Exercise prompt
From the material below, list every line containing "Inches".

▬▬▬

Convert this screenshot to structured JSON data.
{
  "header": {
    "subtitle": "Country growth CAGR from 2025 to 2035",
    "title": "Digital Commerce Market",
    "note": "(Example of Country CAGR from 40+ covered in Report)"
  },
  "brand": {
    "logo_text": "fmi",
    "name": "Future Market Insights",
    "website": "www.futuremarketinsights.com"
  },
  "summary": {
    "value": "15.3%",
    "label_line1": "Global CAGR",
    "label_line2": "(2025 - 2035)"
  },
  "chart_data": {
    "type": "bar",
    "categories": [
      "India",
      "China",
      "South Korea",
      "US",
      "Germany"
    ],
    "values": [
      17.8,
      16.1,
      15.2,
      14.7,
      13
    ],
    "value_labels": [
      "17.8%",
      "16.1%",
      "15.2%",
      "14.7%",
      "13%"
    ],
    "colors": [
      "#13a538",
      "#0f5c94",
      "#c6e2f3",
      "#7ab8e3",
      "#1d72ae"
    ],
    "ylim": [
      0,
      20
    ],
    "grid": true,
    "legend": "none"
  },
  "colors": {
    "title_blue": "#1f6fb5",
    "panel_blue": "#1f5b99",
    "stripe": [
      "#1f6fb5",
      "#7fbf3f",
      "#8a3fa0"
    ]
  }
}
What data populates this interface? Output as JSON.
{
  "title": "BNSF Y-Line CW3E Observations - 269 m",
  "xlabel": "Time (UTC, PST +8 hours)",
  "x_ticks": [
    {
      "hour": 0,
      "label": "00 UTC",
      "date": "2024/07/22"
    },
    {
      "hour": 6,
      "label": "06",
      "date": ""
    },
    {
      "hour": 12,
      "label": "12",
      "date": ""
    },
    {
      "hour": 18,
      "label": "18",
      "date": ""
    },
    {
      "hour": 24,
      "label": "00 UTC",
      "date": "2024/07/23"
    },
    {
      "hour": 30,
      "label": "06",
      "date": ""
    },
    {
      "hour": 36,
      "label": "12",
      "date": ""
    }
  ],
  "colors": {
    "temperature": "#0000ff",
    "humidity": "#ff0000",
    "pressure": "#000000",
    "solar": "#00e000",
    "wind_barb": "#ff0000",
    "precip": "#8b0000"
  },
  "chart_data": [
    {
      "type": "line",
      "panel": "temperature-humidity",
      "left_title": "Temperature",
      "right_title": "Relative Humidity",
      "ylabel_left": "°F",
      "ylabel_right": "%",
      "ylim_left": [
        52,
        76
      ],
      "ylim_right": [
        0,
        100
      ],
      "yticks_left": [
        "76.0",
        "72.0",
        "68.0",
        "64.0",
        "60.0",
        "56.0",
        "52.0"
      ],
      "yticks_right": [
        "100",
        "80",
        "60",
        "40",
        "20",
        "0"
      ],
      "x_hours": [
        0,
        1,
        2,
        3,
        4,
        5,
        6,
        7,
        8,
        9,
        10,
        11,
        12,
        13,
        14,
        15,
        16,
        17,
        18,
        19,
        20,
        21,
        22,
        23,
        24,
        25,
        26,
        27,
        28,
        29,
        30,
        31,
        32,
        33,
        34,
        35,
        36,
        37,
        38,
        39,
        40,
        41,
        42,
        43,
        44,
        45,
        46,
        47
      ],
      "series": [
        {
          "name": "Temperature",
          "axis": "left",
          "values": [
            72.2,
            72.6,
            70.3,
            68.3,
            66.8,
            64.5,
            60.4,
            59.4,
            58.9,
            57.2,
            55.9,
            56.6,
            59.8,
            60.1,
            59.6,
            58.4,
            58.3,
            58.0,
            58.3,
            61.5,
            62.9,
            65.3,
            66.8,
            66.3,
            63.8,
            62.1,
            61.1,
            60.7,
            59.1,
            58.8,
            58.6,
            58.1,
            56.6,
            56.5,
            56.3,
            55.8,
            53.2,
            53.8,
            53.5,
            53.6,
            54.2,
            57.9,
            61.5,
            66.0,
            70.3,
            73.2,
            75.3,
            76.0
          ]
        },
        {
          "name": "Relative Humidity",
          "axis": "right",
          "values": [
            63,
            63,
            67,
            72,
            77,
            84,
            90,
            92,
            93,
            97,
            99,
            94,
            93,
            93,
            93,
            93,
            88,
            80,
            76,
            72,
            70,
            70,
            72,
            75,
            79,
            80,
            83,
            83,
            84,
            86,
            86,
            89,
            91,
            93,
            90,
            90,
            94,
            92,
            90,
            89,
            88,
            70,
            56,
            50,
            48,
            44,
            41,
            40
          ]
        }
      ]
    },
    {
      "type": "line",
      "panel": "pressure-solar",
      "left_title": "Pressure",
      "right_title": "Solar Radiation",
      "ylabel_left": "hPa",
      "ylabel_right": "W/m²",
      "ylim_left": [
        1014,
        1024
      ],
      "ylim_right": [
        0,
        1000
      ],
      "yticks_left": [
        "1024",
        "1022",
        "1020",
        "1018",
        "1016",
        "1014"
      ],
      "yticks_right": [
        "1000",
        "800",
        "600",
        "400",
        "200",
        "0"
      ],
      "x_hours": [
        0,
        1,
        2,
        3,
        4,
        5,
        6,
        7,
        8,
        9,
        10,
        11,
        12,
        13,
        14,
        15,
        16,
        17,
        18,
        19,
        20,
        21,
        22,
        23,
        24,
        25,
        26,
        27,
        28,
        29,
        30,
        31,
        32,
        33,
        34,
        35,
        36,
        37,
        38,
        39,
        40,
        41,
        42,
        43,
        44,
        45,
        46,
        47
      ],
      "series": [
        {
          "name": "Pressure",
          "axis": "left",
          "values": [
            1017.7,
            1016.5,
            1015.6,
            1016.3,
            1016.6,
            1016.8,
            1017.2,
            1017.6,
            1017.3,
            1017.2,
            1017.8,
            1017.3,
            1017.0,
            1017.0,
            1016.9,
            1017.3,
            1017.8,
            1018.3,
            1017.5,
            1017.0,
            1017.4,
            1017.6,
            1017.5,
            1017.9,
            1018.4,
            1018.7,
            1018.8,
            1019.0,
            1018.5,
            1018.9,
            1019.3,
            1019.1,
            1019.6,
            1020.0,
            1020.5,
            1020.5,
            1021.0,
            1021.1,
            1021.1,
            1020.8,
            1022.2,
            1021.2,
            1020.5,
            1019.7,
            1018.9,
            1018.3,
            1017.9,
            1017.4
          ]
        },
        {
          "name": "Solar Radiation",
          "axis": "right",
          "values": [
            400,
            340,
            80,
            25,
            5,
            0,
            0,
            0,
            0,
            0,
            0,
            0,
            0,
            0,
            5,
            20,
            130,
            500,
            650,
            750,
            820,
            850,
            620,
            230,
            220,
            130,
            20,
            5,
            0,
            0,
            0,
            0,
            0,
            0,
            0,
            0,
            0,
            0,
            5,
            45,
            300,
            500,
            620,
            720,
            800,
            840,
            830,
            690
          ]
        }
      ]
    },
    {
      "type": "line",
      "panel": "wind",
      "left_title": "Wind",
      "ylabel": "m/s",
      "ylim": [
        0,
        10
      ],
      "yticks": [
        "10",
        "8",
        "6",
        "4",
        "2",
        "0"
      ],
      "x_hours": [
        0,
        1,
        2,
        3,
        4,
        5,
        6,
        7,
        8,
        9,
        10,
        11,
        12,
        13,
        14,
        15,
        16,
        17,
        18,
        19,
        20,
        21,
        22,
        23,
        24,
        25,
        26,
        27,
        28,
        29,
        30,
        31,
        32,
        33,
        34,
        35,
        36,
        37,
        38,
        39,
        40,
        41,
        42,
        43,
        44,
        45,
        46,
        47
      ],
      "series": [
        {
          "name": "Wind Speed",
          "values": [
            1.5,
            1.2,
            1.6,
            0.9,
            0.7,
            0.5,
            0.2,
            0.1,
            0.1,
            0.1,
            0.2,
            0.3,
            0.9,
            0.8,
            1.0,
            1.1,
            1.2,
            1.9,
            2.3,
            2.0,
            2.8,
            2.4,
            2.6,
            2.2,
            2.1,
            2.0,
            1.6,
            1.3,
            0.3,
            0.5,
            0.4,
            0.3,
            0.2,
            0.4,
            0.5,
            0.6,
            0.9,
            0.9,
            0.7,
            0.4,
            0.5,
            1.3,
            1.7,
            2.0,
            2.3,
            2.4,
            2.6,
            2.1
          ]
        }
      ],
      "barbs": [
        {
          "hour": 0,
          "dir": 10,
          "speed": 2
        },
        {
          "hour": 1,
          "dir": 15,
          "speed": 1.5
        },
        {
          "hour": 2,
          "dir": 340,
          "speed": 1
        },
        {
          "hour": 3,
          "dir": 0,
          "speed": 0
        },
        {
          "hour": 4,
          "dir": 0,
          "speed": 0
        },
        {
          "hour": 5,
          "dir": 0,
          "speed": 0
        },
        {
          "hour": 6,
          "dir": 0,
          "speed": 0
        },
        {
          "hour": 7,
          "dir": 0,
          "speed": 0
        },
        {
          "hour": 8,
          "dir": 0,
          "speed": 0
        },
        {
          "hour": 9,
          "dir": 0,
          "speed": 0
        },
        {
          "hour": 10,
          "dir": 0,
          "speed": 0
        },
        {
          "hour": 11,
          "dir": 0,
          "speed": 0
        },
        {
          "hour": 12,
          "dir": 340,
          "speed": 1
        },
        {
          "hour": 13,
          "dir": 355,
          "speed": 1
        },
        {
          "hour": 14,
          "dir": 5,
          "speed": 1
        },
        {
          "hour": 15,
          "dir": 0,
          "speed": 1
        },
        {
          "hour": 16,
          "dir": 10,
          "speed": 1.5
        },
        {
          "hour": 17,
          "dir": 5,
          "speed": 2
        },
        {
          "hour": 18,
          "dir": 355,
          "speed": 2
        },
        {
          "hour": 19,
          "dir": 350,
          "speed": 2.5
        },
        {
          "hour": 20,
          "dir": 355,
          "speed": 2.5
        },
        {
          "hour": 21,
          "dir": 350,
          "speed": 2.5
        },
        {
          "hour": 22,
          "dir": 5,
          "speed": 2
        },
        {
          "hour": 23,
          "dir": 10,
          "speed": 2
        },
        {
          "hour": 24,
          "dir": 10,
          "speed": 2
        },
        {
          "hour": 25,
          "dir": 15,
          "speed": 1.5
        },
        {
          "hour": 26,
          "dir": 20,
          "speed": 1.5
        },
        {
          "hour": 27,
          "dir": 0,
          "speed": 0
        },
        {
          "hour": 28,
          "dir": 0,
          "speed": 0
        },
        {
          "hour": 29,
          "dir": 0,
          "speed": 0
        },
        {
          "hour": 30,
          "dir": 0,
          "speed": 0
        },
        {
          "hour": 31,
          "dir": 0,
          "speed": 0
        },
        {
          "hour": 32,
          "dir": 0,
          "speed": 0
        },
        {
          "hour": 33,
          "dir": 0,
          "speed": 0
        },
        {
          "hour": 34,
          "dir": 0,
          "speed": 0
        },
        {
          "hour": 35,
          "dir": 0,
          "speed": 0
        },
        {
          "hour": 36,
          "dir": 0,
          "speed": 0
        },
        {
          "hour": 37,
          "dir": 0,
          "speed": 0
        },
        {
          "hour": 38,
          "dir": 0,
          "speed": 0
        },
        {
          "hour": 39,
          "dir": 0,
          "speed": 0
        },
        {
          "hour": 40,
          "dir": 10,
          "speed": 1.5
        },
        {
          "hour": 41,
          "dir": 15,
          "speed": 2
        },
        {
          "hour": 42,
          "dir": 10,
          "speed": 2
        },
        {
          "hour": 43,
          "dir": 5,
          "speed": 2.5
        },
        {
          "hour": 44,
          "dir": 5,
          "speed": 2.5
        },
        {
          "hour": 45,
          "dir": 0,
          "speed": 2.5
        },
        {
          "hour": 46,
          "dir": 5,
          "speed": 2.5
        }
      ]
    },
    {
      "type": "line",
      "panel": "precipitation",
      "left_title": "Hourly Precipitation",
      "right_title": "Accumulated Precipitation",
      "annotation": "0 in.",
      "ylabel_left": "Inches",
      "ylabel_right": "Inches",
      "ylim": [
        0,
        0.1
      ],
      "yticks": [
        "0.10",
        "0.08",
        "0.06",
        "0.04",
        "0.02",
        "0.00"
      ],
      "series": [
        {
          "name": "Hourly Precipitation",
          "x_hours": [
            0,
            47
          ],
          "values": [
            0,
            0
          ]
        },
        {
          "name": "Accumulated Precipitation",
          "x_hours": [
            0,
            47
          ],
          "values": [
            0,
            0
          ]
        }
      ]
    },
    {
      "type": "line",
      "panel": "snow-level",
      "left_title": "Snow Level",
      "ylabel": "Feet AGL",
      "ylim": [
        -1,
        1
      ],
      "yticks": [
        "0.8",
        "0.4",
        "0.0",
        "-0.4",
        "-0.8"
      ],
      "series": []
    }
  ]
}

▬▬▬

Full output
      "ylabel_left": "Inches",
      "ylabel_right": "Inches",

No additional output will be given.